§ Raw records:

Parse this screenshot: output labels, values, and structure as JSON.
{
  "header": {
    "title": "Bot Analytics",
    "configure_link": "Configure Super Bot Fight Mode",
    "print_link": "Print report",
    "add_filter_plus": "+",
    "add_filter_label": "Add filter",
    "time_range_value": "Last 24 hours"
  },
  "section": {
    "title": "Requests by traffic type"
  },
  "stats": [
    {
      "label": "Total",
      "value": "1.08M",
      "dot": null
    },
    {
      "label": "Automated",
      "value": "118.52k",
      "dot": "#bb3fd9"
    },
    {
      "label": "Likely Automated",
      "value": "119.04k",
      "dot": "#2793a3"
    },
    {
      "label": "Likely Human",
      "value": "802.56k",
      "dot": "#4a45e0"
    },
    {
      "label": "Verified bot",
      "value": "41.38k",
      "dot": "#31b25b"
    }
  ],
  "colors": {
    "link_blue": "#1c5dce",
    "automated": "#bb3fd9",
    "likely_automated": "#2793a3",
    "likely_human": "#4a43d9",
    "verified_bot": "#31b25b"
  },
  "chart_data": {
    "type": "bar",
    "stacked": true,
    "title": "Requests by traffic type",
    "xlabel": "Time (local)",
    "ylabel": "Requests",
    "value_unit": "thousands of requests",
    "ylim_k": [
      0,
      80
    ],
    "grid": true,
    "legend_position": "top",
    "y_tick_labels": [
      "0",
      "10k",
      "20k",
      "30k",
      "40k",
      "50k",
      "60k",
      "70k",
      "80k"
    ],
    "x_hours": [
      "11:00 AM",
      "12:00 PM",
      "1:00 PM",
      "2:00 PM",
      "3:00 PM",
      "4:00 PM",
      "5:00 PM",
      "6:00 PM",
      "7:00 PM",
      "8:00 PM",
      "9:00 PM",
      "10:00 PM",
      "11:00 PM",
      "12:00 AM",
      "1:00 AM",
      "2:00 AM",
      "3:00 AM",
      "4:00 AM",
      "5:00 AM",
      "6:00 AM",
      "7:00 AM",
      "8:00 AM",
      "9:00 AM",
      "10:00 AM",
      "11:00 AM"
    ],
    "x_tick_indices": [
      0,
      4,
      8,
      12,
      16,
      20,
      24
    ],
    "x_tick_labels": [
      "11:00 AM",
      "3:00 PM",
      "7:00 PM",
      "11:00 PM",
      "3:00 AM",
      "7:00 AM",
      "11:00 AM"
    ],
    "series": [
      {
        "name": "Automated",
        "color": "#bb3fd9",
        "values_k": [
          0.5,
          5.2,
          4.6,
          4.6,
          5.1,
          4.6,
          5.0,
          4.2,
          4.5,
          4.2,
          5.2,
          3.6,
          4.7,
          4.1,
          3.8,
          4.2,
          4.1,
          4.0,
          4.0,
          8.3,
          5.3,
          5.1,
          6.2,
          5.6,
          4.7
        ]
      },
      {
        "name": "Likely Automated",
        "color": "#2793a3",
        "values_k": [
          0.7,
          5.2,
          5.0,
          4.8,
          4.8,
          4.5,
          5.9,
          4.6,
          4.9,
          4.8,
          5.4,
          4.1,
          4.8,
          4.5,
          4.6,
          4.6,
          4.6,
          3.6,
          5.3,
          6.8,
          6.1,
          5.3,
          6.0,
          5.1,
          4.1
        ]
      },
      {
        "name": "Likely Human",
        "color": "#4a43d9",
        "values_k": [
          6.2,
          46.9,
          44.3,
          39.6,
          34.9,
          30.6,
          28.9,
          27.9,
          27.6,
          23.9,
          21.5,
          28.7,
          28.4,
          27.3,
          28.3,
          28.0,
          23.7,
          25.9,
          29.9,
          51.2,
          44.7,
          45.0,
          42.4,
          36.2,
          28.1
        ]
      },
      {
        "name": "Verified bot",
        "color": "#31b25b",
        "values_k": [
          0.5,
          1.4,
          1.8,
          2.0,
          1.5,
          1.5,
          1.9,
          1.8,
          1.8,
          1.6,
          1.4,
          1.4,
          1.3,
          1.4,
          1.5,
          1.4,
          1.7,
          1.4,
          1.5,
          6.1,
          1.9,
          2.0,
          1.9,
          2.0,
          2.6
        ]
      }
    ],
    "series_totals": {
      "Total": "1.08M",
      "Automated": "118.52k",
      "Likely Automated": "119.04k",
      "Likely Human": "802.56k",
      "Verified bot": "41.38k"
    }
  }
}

§ Exercise objective: Only lines with the word "title" are wanted, so copy each one from the records.

§ Task result:
    "title": "Bot Analytics",
    "title": "Requests by traffic type"
    "title": "Requests by traffic type",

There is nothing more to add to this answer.